GOAL ▸ From the listing below, pick out each line with the word "инвестиционным".

DATA RECORDS ▸
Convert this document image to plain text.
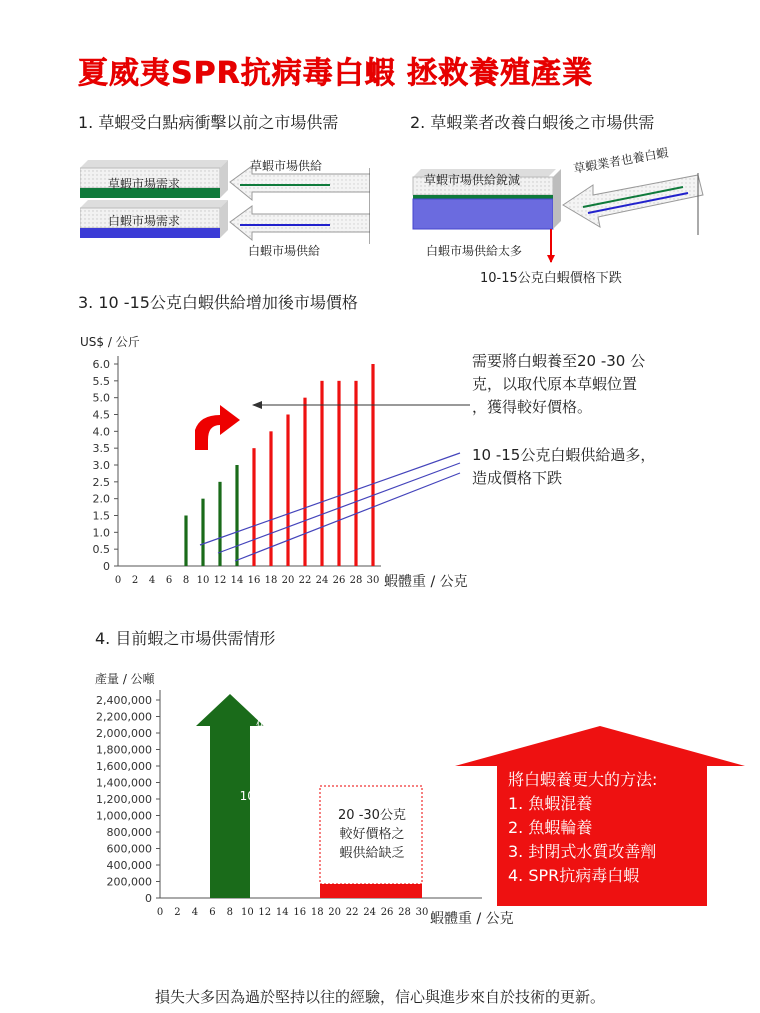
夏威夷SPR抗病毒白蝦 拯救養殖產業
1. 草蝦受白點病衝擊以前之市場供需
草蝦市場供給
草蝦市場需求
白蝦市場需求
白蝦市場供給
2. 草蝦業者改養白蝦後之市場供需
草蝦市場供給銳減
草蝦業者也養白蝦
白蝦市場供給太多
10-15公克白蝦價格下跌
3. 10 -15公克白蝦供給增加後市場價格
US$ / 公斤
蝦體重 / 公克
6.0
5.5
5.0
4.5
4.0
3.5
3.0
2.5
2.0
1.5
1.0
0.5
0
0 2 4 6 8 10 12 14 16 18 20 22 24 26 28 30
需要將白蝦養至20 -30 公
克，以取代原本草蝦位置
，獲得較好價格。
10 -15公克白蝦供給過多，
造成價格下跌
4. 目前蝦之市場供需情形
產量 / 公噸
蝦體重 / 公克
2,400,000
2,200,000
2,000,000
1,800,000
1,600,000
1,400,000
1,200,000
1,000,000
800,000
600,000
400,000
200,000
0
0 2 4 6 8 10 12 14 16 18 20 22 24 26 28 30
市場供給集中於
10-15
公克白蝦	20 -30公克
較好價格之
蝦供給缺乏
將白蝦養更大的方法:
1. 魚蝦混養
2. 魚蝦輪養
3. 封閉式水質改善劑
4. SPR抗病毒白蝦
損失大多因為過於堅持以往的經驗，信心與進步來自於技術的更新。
---
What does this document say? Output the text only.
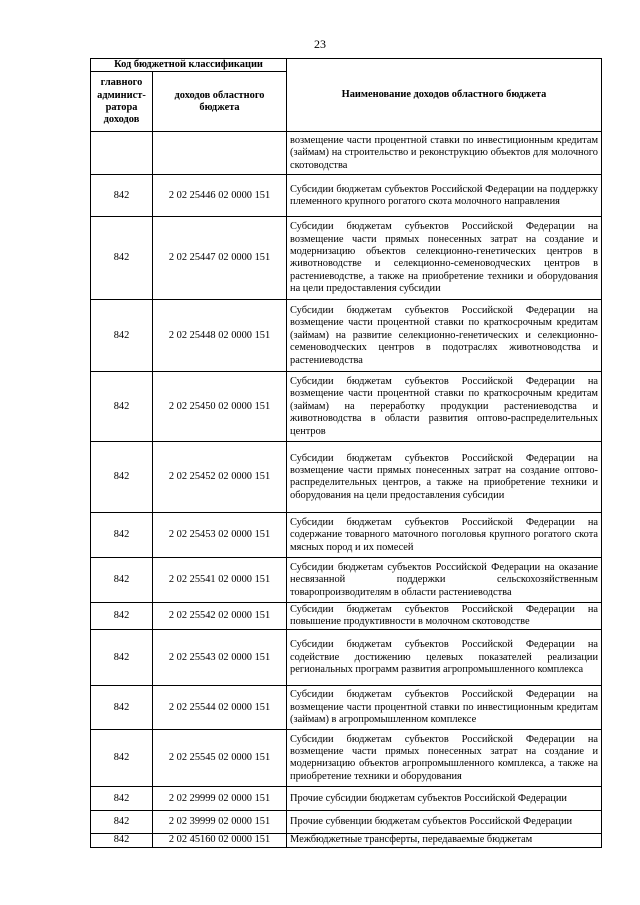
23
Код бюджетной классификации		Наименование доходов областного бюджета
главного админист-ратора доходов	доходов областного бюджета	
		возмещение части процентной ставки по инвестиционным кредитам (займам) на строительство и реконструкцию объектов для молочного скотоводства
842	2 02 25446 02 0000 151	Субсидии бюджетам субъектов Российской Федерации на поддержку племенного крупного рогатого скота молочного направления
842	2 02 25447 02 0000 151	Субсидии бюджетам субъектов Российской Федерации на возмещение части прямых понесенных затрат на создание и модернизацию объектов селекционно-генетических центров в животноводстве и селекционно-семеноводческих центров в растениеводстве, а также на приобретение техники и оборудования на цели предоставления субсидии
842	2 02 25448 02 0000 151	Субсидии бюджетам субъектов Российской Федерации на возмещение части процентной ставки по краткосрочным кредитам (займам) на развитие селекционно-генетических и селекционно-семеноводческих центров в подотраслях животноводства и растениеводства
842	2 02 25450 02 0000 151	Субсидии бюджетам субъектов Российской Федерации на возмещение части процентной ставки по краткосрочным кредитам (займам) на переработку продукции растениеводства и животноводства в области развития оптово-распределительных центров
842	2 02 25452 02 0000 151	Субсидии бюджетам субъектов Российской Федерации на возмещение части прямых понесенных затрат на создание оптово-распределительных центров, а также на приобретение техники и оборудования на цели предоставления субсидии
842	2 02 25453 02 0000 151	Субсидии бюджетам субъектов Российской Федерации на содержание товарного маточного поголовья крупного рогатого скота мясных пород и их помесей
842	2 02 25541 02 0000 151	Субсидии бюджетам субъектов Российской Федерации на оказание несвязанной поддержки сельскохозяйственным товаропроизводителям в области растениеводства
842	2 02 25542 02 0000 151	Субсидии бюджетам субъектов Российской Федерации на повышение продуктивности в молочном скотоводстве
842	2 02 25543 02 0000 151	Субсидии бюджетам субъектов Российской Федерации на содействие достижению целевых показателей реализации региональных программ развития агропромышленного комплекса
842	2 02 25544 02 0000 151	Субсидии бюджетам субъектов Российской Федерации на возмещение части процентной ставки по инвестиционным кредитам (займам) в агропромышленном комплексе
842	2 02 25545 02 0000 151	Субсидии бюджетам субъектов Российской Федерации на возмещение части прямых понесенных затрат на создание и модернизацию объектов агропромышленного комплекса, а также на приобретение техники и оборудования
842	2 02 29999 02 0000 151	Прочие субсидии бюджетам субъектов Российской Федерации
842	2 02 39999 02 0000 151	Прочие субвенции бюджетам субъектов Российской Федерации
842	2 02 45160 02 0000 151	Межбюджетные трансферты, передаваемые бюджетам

TASK ANSWER ▸
		возмещение части процентной ставки по инвестиционным кредитам (займам) на строительство и реконструкцию объектов для молочного скотоводства
842	2 02 25544 02 0000 151	Субсидии бюджетам субъектов Российской Федерации на возмещение части процентной ставки по инвестиционным кредитам (займам) в агропромышленном комплексе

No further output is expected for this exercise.